Copy all the entries word for word, but omit the pictures.
— START OF Record set —
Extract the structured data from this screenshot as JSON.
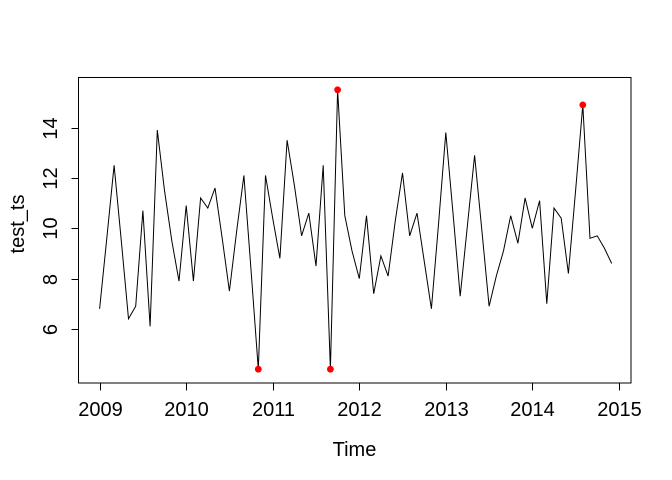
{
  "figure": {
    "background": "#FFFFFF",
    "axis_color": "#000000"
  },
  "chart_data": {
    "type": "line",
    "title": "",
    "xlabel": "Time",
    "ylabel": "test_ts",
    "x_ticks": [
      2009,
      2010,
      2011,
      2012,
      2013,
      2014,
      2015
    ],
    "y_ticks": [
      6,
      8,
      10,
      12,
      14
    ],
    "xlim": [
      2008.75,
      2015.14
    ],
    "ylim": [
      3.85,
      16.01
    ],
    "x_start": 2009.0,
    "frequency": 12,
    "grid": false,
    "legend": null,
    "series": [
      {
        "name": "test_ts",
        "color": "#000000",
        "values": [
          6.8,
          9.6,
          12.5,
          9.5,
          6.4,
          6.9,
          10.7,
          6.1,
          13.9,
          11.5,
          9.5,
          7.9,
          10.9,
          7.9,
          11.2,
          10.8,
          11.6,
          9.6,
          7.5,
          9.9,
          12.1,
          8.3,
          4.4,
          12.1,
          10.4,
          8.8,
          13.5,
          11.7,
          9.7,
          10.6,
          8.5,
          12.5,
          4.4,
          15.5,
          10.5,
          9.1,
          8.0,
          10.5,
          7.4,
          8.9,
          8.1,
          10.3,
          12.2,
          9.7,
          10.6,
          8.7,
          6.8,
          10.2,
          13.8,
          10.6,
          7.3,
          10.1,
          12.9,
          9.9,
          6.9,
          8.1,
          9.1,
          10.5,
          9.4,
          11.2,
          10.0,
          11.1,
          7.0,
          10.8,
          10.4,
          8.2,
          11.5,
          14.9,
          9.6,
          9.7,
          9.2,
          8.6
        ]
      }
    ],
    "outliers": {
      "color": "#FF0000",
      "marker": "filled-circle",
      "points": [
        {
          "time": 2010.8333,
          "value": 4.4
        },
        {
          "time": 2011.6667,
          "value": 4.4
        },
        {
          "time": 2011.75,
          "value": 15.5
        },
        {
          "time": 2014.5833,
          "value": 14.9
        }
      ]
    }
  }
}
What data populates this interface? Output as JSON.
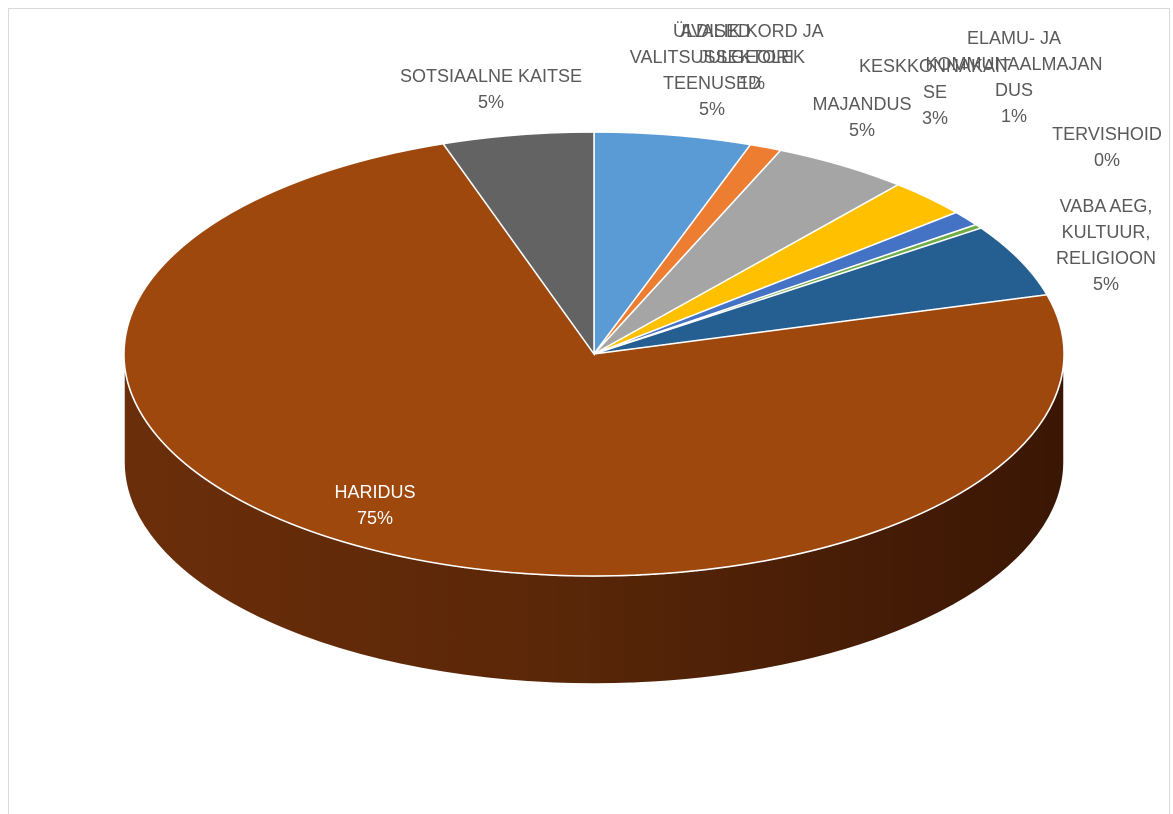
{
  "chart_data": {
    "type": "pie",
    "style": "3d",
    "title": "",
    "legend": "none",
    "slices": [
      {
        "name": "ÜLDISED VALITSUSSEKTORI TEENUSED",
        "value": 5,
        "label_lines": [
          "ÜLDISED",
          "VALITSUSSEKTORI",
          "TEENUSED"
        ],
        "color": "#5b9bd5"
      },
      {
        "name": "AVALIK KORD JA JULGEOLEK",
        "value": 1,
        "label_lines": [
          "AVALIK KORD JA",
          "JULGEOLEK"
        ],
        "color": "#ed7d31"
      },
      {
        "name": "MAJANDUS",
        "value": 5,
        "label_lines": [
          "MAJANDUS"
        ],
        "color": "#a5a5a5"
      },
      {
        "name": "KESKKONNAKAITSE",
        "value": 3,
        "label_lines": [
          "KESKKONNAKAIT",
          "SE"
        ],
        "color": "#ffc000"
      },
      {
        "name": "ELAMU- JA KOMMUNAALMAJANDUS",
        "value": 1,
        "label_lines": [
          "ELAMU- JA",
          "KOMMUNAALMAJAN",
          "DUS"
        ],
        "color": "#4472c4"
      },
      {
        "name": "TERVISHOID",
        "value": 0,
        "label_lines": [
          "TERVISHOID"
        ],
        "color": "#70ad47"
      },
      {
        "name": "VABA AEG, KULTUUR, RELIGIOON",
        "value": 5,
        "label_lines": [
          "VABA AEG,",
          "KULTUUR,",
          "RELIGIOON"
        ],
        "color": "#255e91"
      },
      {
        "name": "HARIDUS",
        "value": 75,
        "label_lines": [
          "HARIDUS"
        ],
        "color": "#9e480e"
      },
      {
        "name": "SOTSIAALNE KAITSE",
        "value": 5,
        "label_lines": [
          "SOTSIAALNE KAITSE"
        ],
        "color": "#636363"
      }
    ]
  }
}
— END OF Record set —
Result of this task:
Extract the structured data from this screenshot as JSON.
{
  "figure": {
    "background": "#FFFFFF",
    "axis_color": "#000000"
  },
  "chart_data": {
    "type": "line",
    "title": "",
    "xlabel": "Time",
    "ylabel": "test_ts",
    "x_ticks": [
      2009,
      2010,
      2011,
      2012,
      2013,
      2014,
      2015
    ],
    "y_ticks": [
      6,
      8,
      10,
      12,
      14
    ],
    "xlim": [
      2008.75,
      2015.14
    ],
    "ylim": [
      3.85,
      16.01
    ],
    "x_start": 2009.0,
    "frequency": 12,
    "grid": false,
    "legend": null,
    "series": [
      {
        "name": "test_ts",
        "color": "#000000",
        "values": [
          6.8,
          9.6,
          12.5,
          9.5,
          6.4,
          6.9,
          10.7,
          6.1,
          13.9,
          11.5,
          9.5,
          7.9,
          10.9,
          7.9,
          11.2,
          10.8,
          11.6,
          9.6,
          7.5,
          9.9,
          12.1,
          8.3,
          4.4,
          12.1,
          10.4,
          8.8,
          13.5,
          11.7,
          9.7,
          10.6,
          8.5,
          12.5,
          4.4,
          15.5,
          10.5,
          9.1,
          8.0,
          10.5,
          7.4,
          8.9,
          8.1,
          10.3,
          12.2,
          9.7,
          10.6,
          8.7,
          6.8,
          10.2,
          13.8,
          10.6,
          7.3,
          10.1,
          12.9,
          9.9,
          6.9,
          8.1,
          9.1,
          10.5,
          9.4,
          11.2,
          10.0,
          11.1,
          7.0,
          10.8,
          10.4,
          8.2,
          11.5,
          14.9,
          9.6,
          9.7,
          9.2,
          8.6
        ]
      }
    ],
    "outliers": {
      "color": "#FF0000",
      "marker": "filled-circle",
      "points": [
        {
          "time": 2010.8333,
          "value": 4.4
        },
        {
          "time": 2011.6667,
          "value": 4.4
        },
        {
          "time": 2011.75,
          "value": 15.5
        },
        {
          "time": 2014.5833,
          "value": 14.9
        }
      ]
    }
  }
}
What data populates this interface? Output as JSON.
{
  "chart_data": {
    "type": "pie",
    "style": "3d",
    "title": "",
    "legend": "none",
    "slices": [
      {
        "name": "ÜLDISED VALITSUSSEKTORI TEENUSED",
        "value": 5,
        "label_lines": [
          "ÜLDISED",
          "VALITSUSSEKTORI",
          "TEENUSED"
        ],
        "color": "#5b9bd5"
      },
      {
        "name": "AVALIK KORD JA JULGEOLEK",
        "value": 1,
        "label_lines": [
          "AVALIK KORD JA",
          "JULGEOLEK"
        ],
        "color": "#ed7d31"
      },
      {
        "name": "MAJANDUS",
        "value": 5,
        "label_lines": [
          "MAJANDUS"
        ],
        "color": "#a5a5a5"
      },
      {
        "name": "KESKKONNAKAITSE",
        "value": 3,
        "label_lines": [
          "KESKKONNAKAIT",
          "SE"
        ],
        "color": "#ffc000"
      },
      {
        "name": "ELAMU- JA KOMMUNAALMAJANDUS",
        "value": 1,
        "label_lines": [
          "ELAMU- JA",
          "KOMMUNAALMAJAN",
          "DUS"
        ],
        "color": "#4472c4"
      },
      {
        "name": "TERVISHOID",
        "value": 0,
        "label_lines": [
          "TERVISHOID"
        ],
        "color": "#70ad47"
      },
      {
        "name": "VABA AEG, KULTUUR, RELIGIOON",
        "value": 5,
        "label_lines": [
          "VABA AEG,",
          "KULTUUR,",
          "RELIGIOON"
        ],
        "color": "#255e91"
      },
      {
        "name": "HARIDUS",
        "value": 75,
        "label_lines": [
          "HARIDUS"
        ],
        "color": "#9e480e"
      },
      {
        "name": "SOTSIAALNE KAITSE",
        "value": 5,
        "label_lines": [
          "SOTSIAALNE KAITSE"
        ],
        "color": "#636363"
      }
    ]
  }
}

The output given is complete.